**OBJECTIVE:** Set the following entries down again exactly, line by line.

········

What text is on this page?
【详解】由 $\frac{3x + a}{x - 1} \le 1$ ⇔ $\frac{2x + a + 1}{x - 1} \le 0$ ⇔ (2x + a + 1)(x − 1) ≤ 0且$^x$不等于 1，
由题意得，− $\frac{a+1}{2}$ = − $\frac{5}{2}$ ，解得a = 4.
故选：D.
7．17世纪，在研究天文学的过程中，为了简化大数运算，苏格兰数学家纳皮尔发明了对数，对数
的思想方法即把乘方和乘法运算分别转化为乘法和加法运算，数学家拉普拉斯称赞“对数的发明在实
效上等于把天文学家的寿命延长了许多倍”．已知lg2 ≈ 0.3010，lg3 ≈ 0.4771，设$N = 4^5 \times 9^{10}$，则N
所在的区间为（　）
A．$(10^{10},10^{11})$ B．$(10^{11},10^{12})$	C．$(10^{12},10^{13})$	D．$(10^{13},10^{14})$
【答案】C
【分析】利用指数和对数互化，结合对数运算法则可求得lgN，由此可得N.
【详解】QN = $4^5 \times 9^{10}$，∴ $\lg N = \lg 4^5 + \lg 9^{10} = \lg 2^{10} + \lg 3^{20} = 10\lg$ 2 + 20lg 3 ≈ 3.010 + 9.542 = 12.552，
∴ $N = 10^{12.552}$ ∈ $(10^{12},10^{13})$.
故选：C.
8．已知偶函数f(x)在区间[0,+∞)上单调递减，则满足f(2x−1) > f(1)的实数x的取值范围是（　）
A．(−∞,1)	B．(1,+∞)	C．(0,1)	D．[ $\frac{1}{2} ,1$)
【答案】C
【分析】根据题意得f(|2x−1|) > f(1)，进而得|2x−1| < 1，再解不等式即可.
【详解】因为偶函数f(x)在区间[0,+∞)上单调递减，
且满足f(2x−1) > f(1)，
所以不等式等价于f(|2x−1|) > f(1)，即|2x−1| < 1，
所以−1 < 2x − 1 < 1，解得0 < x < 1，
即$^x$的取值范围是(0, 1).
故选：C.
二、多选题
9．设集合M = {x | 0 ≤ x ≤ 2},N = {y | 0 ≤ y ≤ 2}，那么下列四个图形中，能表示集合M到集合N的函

········

**ANSWER TO THE TASK:**
What text is on this page?
【详解】由 $\frac{3x + a}{x - 1} \le 1$ ⇔ $\frac{2x + a + 1}{x - 1} \le 0$ ⇔ (2x + a + 1)(x − 1) ≤ 0且$^x$不等于 1，
由题意得，− $\frac{a+1}{2}$ = − $\frac{5}{2}$ ，解得a = 4.
故选：D.
7．17世纪，在研究天文学的过程中，为了简化大数运算，苏格兰数学家纳皮尔发明了对数，对数
的思想方法即把乘方和乘法运算分别转化为乘法和加法运算，数学家拉普拉斯称赞“对数的发明在实
效上等于把天文学家的寿命延长了许多倍”．已知lg2 ≈ 0.3010，lg3 ≈ 0.4771，设$N = 4^5 \times 9^{10}$，则N
所在的区间为（　）
A．$(10^{10},10^{11})$ B．$(10^{11},10^{12})$	C．$(10^{12},10^{13})$	D．$(10^{13},10^{14})$
【答案】C
【分析】利用指数和对数互化，结合对数运算法则可求得lgN，由此可得N.
【详解】QN = $4^5 \times 9^{10}$，∴ $\lg N = \lg 4^5 + \lg 9^{10} = \lg 2^{10} + \lg 3^{20} = 10\lg$ 2 + 20lg 3 ≈ 3.010 + 9.542 = 12.552，
∴ $N = 10^{12.552}$ ∈ $(10^{12},10^{13})$.
故选：C.
8．已知偶函数f(x)在区间[0,+∞)上单调递减，则满足f(2x−1) > f(1)的实数x的取值范围是（　）
A．(−∞,1)	B．(1,+∞)	C．(0,1)	D．[ $\frac{1}{2} ,1$)
【答案】C
【分析】根据题意得f(|2x−1|) > f(1)，进而得|2x−1| < 1，再解不等式即可.
【详解】因为偶函数f(x)在区间[0,+∞)上单调递减，
且满足f(2x−1) > f(1)，
所以不等式等价于f(|2x−1|) > f(1)，即|2x−1| < 1，
所以−1 < 2x − 1 < 1，解得0 < x < 1，
即$^x$的取值范围是(0, 1).
故选：C.
二、多选题
9．设集合M = {x | 0 ≤ x ≤ 2},N = {y | 0 ≤ y ≤ 2}，那么下列四个图形中，能表示集合M到集合N的函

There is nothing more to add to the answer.